Count every line below that contains "IPAS", then state the total with no other output.

___ Provided entries

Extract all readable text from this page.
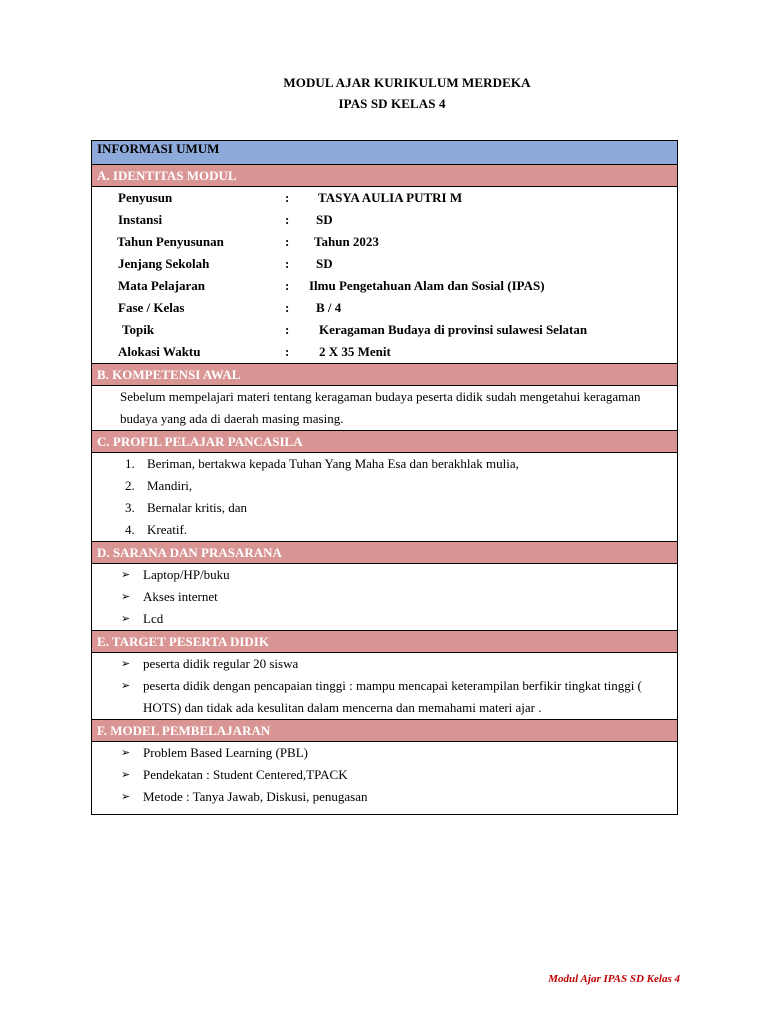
MODUL AJAR KURIKULUM MERDEKA
IPAS SD KELAS 4
INFORMASI UMUM
A. IDENTITAS MODUL
Penyusun	: TASYA AULIA PUTRI M
Instansi	: SD
Tahun Penyusunan	: Tahun 2023
Jenjang Sekolah	: SD
Mata Pelajaran	: Ilmu Pengetahuan Alam dan Sosial (IPAS)
Fase / Kelas	: B / 4
Topik	: Keragaman Budaya di provinsi sulawesi Selatan
Alokasi Waktu	: 2 X 35 Menit
B. KOMPETENSI AWAL
Sebelum mempelajari materi tentang keragaman budaya peserta didik sudah mengetahui keragaman budaya yang ada di daerah masing masing.
C. PROFIL PELAJAR PANCASILA
1. Beriman, bertakwa kepada Tuhan Yang Maha Esa dan berakhlak mulia,
2. Mandiri,
3. Bernalar kritis, dan
4. Kreatif.
D. SARANA DAN PRASARANA
➢ Laptop/HP/buku
➢ Akses internet
➢ Lcd
E. TARGET PESERTA DIDIK
➢ peserta didik regular 20 siswa
➢ peserta didik dengan pencapaian tinggi : mampu mencapai keterampilan berfikir tingkat tinggi ( HOTS) dan tidak ada kesulitan dalam mencerna dan memahami materi ajar .
F. MODEL PEMBELAJARAN
➢ Problem Based Learning (PBL)
➢ Pendekatan : Student Centered,TPACK
➢ Metode : Tanya Jawab, Diskusi, penugasan
Modul Ajar IPAS SD Kelas 4
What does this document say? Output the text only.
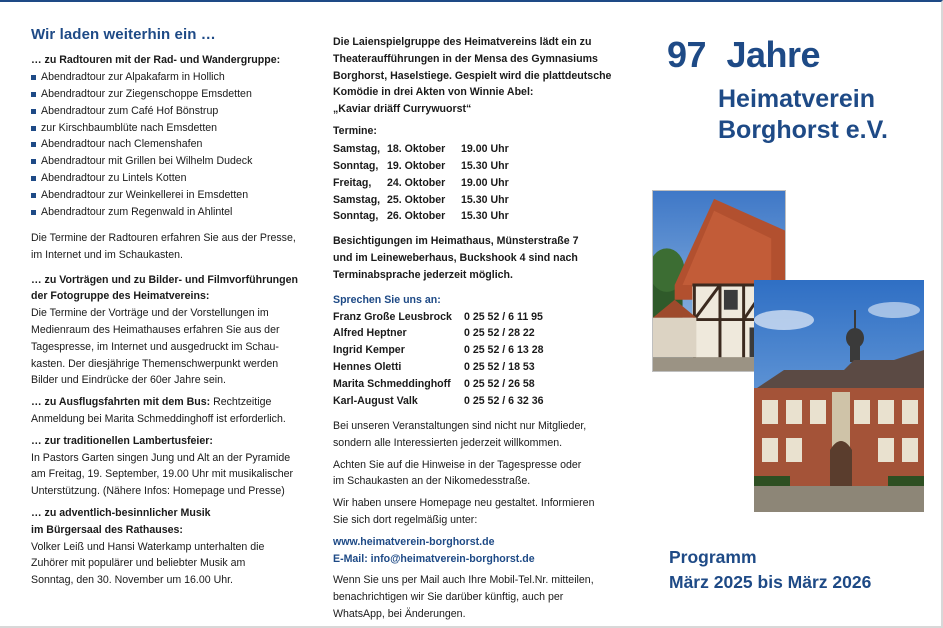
Wir laden weiterhin ein …
… zu Radtouren mit der Rad- und Wandergruppe:
Abendradtour zur Alpakafarm in Hollich
Abendradtour zur Ziegenschoppe Emsdetten
Abendradtour zum Café Hof Bönstrup
zur Kirschbaumblüte nach Emsdetten
Abendradtour nach Clemenshafen
Abendradtour mit Grillen bei Wilhelm Dudeck
Abendradtour zu Lintels Kotten
Abendradtour zur Weinkellerei in Emsdetten
Abendradtour zum Regenwald in Ahlintel
Die Termine der Radtouren erfahren Sie aus der Presse,
im Internet und im Schaukasten.
… zu Vorträgen und zu Bilder- und Filmvorführungen
der Fotogruppe des Heimatvereins:
Die Termine der Vorträge und der Vorstellungen im
Medienraum des Heimathauses erfahren Sie aus der
Tagespresse, im Internet und ausgedruckt im Schau-
kasten. Der diesjährige Themenschwerpunkt werden
Bilder und Eindrücke der 60er Jahre sein.
… zu Ausflugsfahrten mit dem Bus: Rechtzeitige
Anmeldung bei Marita Schmeddinghoff ist erforderlich.
… zur traditionellen Lambertusfeier:
In Pastors Garten singen Jung und Alt an der Pyramide
am Freitag, 19. September, 19.00 Uhr mit musikalischer
Unterstützung. (Nähere Infos: Homepage und Presse)
… zu adventlich-besinnlicher Musik
im Bürgersaal des Rathauses:
Volker Leiß und Hansi Waterkamp unterhalten die
Zuhörer mit populärer und beliebter Musik am
Sonntag, den 30. November um 16.00 Uhr.
Die Laienspielgruppe des Heimatvereins lädt ein zu
Theateraufführungen in der Mensa des Gymnasiums
Borghorst, Haselstiege. Gespielt wird die plattdeutsche
Komödie in drei Akten von Winnie Abel:
„Kaviar driäff Currywuorst“
Termine:
Samstag, 18. Oktober	19.00 Uhr
Sonntag, 19. Oktober	15.30 Uhr
Freitag,	24. Oktober	19.00 Uhr
Samstag, 25. Oktober	15.30 Uhr
Sonntag, 26. Oktober	15.30 Uhr
Besichtigungen im Heimathaus, Münsterstraße 7
und im Leineweberhaus, Buckshook 4 sind nach
Terminabsprache jederzeit möglich.
Sprechen Sie uns an:
Franz Große Leusbrock	0 25 52 / 6 11 95
Alfred Heptner	0 25 52 / 28 22
Ingrid Kemper	0 25 52 / 6 13 28
Hennes Oletti	0 25 52 / 18 53
Marita Schmeddinghoff	0 25 52 / 26 58
Karl-August Valk	0 25 52 / 6 32 36
Bei unseren Veranstaltungen sind nicht nur Mitglieder,
sondern alle Interessierten jederzeit willkommen.
Achten Sie auf die Hinweise in der Tagespresse oder
im Schaukasten an der Nikomedesstraße.
Wir haben unsere Homepage neu gestaltet. Informieren
Sie sich dort regelmäßig unter:
www.heimatverein-borghorst.de
E-Mail: info@heimatverein-borghorst.de
Wenn Sie uns per Mail auch Ihre Mobil-Tel.Nr. mitteilen,
benachrichtigen wir Sie darüber künftig, auch per
WhatsApp, bei Änderungen.
97 Jahre
Heimatverein
Borghorst e.V.
Programm
März 2025 bis März 2026
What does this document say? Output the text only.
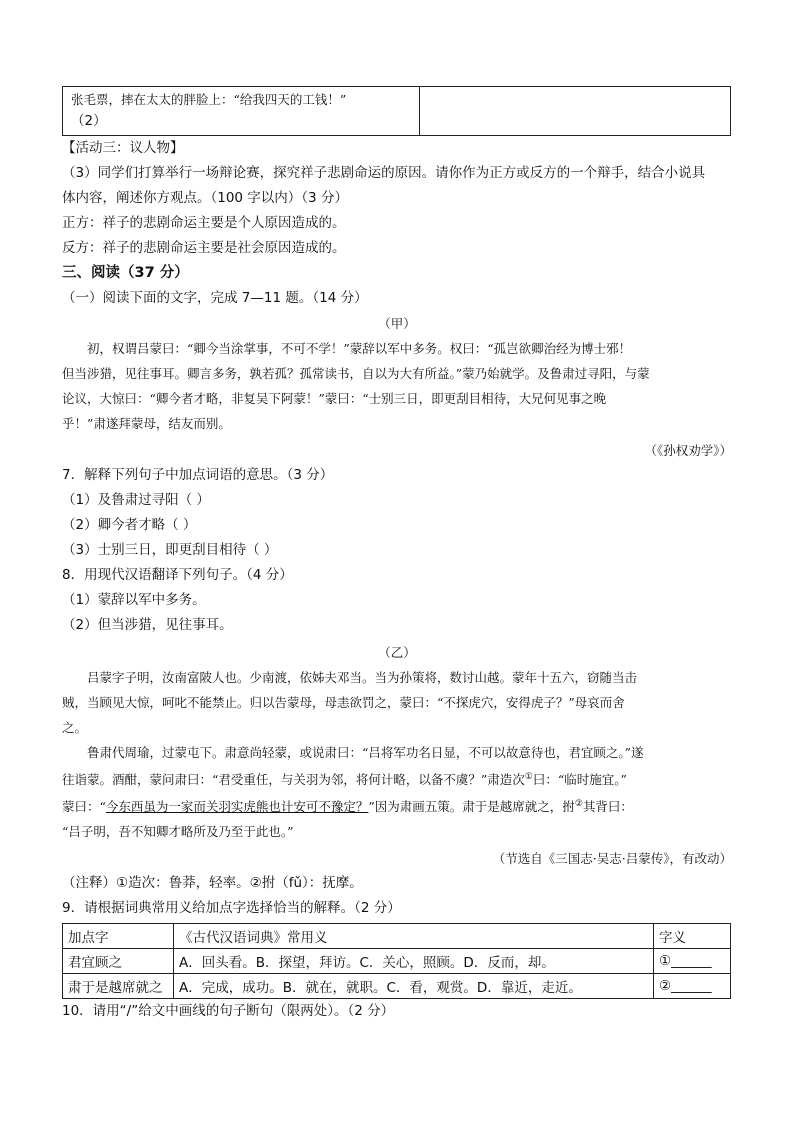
张毛票，摔在太太的胖脸上：“给我四天的工钱！”
（2）

【活动三：议人物】
（3）同学们打算举行一场辩论赛，探究祥子悲剧命运的原因。请你作为正方或反方的一个辩手，结合小说具
体内容，阐述你方观点。（100 字以内）（3 分）
正方：祥子的悲剧命运主要是个人原因造成的。
反方：祥子的悲剧命运主要是社会原因造成的。
三、阅读（37 分）
（一）阅读下面的文字，完成 7—11 题。（14 分）
（甲）
初，权谓吕蒙曰：“卿今当涂掌事，不可不学！”蒙辞以军中多务。权曰：“孤岂欲卿治经为博士邪！
但当涉猎，见往事耳。卿言多务，孰若孤？孤常读书，自以为大有所益。”蒙乃始就学。及鲁肃过寻阳，与蒙
论议，大惊曰：“卿今者才略，非复吴下阿蒙！”蒙曰：“士别三日，即更刮目相待，大兄何见事之晚
乎！”肃遂拜蒙母，结友而别。
（《孙权劝学》）
7．解释下列句子中加点词语的意思。（3 分）
（1）及鲁肃过寻阳（ ）
（2）卿今者才略（ ）
（3）士别三日，即更刮目相待（ ）
8．用现代汉语翻译下列句子。（4 分）
（1）蒙辞以军中多务。
（2）但当涉猎，见往事耳。
（乙）
吕蒙字子明，汝南富陂人也。少南渡，依姊夫邓当。当为孙策将，数讨山越。蒙年十五六，窃随当击
贼，当顾见大惊，呵叱不能禁止。归以告蒙母，母恚欲罚之，蒙曰：“不探虎穴，安得虎子？”母哀而舍
之。
鲁肃代周瑜，过蒙屯下。肃意尚轻蒙，或说肃曰：“吕将军功名日显，不可以故意待也，君宜顾之。”遂
往诣蒙。酒酣，蒙问肃曰：“君受重任，与关羽为邻，将何计略，以备不虞？”肃造次①曰：“临时施宜。”
蒙曰：“今东西虽为一家而关羽实虎熊也计安可不豫定？”因为肃画五策。肃于是越席就之，拊②其背曰：
“吕子明，吾不知卿才略所及乃至于此也。”
（节选自《三国志·吴志·吕蒙传》，有改动）
（注释）①造次：鲁莽，轻率。②拊（fǔ）：抚摩。
9．请根据词典常用义给加点字选择恰当的解释。（2 分）
加点字	《古代汉语词典》常用义	字义
君宜顾之	A．回头看。B．探望，拜访。C．关心，照顾。D．反而，却。	①______
肃于是越席就之	A．完成，成功。B．就在，就职。C．看，观赏。D．靠近，走近。	②______
10．请用“/”给文中画线的句子断句（限两处）。（2 分）
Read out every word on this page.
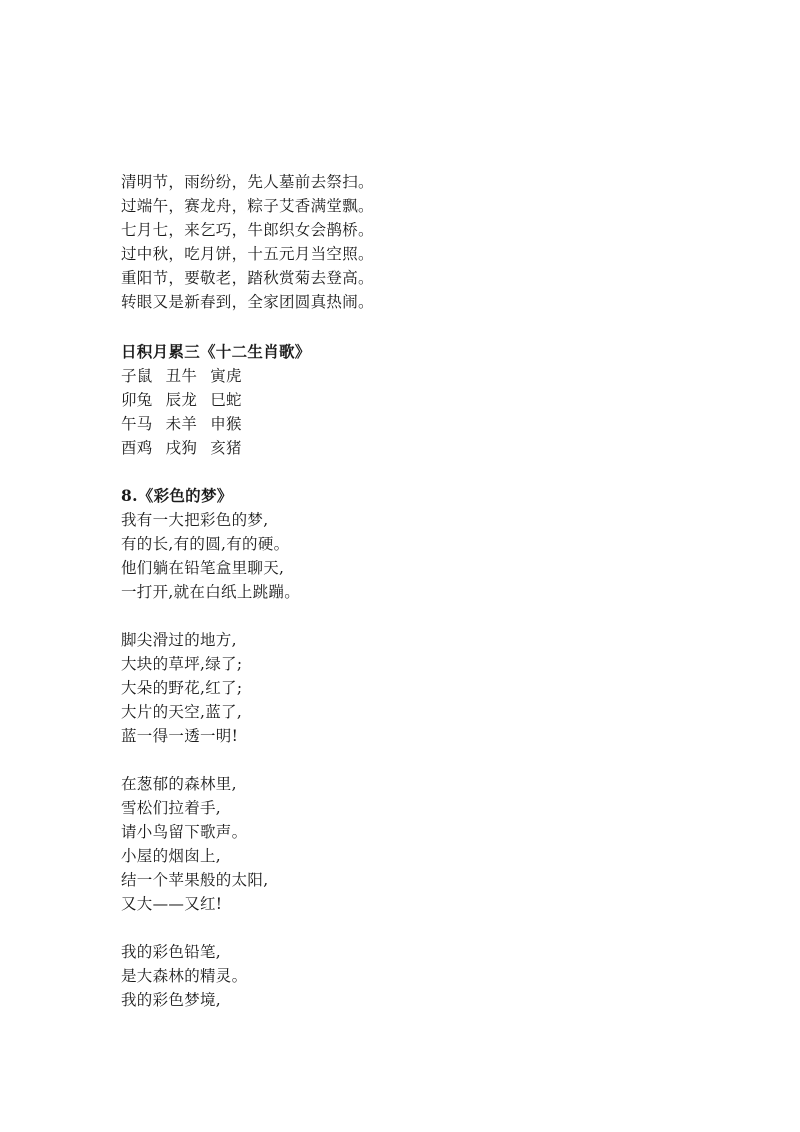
清明节，雨纷纷，先人墓前去祭扫。
过端午，赛龙舟，粽子艾香满堂飘。
七月七，来乞巧，牛郎织女会鹊桥。
过中秋，吃月饼，十五元月当空照。
重阳节，要敬老，踏秋赏菊去登高。
转眼又是新春到，全家团圆真热闹。
日积月累三《十二生肖歌》
子鼠 丑牛 寅虎
卯兔 辰龙 巳蛇
午马 未羊 申猴
酉鸡 戌狗 亥猪
8.《彩色的梦》
我有一大把彩色的梦,
有的长,有的圆,有的硬。
他们躺在铅笔盒里聊天,
一打开,就在白纸上跳蹦。
脚尖滑过的地方,
大块的草坪,绿了;
大朵的野花,红了;
大片的天空,蓝了,
蓝一得一透一明!
在葱郁的森林里,
雪松们拉着手,
请小鸟留下歌声。
小屋的烟囱上,
结一个苹果般的太阳,
又大——又红!
我的彩色铅笔,
是大森林的精灵。
我的彩色梦境,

______

- _Expected answer_
3